---- Dataset records

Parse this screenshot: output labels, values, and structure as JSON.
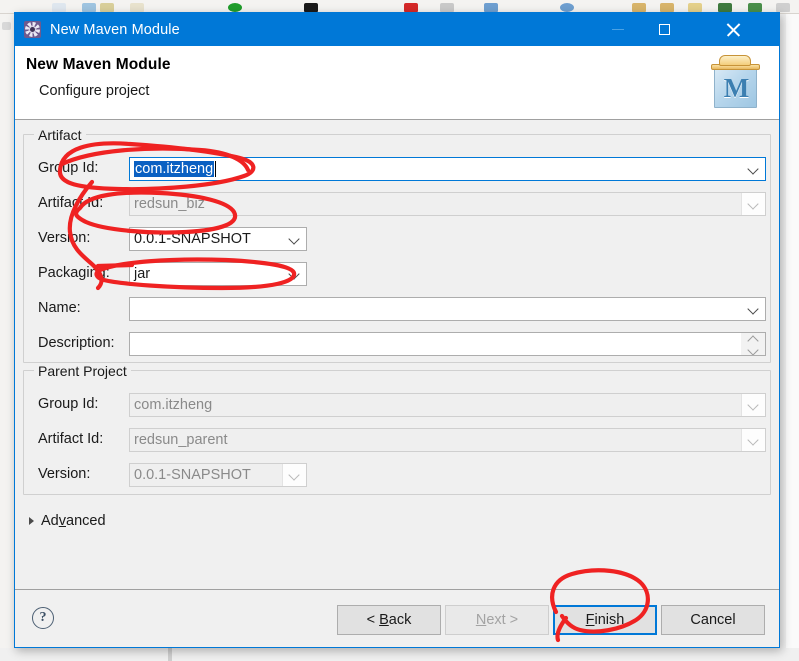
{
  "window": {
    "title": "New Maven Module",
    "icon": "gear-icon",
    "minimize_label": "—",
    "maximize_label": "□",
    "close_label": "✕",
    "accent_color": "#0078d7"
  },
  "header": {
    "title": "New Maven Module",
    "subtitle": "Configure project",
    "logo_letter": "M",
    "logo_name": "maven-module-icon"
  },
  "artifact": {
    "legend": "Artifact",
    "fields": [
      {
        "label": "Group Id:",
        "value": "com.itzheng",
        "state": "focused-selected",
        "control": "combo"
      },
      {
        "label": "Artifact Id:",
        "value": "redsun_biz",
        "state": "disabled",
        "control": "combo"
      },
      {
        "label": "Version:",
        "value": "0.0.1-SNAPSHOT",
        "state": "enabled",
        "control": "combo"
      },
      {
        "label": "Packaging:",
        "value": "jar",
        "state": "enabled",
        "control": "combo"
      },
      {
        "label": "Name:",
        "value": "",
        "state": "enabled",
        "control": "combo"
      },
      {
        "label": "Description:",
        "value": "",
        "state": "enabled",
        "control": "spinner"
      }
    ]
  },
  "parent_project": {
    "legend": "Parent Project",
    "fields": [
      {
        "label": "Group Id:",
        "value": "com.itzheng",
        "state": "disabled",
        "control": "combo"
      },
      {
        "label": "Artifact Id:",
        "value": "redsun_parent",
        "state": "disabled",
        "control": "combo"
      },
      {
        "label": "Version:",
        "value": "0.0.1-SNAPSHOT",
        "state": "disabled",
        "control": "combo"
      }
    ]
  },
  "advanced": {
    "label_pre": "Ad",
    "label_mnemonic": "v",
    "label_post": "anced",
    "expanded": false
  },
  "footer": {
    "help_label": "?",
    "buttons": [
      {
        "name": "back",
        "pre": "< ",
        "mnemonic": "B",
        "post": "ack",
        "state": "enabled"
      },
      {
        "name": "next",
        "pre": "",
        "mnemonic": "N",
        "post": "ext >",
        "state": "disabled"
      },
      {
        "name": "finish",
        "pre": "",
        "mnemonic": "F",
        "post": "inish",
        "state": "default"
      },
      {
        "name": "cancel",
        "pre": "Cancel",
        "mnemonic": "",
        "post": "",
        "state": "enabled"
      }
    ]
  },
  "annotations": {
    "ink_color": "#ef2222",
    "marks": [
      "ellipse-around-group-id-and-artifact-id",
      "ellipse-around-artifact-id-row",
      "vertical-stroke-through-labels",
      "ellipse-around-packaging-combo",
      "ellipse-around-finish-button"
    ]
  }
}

--------

Stated goal:
Go through the entries above and print each one exactly, minus the pictures.

Answer:
Parse this screenshot: output labels, values, and structure as JSON.
{
  "window": {
    "title": "New Maven Module",
    "icon": "gear-icon",
    "minimize_label": "—",
    "maximize_label": "□",
    "close_label": "✕",
    "accent_color": "#0078d7"
  },
  "header": {
    "title": "New Maven Module",
    "subtitle": "Configure project",
    "logo_letter": "M",
    "logo_name": "maven-module-icon"
  },
  "artifact": {
    "legend": "Artifact",
    "fields": [
      {
        "label": "Group Id:",
        "value": "com.itzheng",
        "state": "focused-selected",
        "control": "combo"
      },
      {
        "label": "Artifact Id:",
        "value": "redsun_biz",
        "state": "disabled",
        "control": "combo"
      },
      {
        "label": "Version:",
        "value": "0.0.1-SNAPSHOT",
        "state": "enabled",
        "control": "combo"
      },
      {
        "label": "Packaging:",
        "value": "jar",
        "state": "enabled",
        "control": "combo"
      },
      {
        "label": "Name:",
        "value": "",
        "state": "enabled",
        "control": "combo"
      },
      {
        "label": "Description:",
        "value": "",
        "state": "enabled",
        "control": "spinner"
      }
    ]
  },
  "parent_project": {
    "legend": "Parent Project",
    "fields": [
      {
        "label": "Group Id:",
        "value": "com.itzheng",
        "state": "disabled",
        "control": "combo"
      },
      {
        "label": "Artifact Id:",
        "value": "redsun_parent",
        "state": "disabled",
        "control": "combo"
      },
      {
        "label": "Version:",
        "value": "0.0.1-SNAPSHOT",
        "state": "disabled",
        "control": "combo"
      }
    ]
  },
  "advanced": {
    "label_pre": "Ad",
    "label_mnemonic": "v",
    "label_post": "anced",
    "expanded": false
  },
  "footer": {
    "help_label": "?",
    "buttons": [
      {
        "name": "back",
        "pre": "< ",
        "mnemonic": "B",
        "post": "ack",
        "state": "enabled"
      },
      {
        "name": "next",
        "pre": "",
        "mnemonic": "N",
        "post": "ext >",
        "state": "disabled"
      },
      {
        "name": "finish",
        "pre": "",
        "mnemonic": "F",
        "post": "inish",
        "state": "default"
      },
      {
        "name": "cancel",
        "pre": "Cancel",
        "mnemonic": "",
        "post": "",
        "state": "enabled"
      }
    ]
  },
  "annotations": {
    "ink_color": "#ef2222",
    "marks": [
      "ellipse-around-group-id-and-artifact-id",
      "ellipse-around-artifact-id-row",
      "vertical-stroke-through-labels",
      "ellipse-around-packaging-combo",
      "ellipse-around-finish-button"
    ]
  }
}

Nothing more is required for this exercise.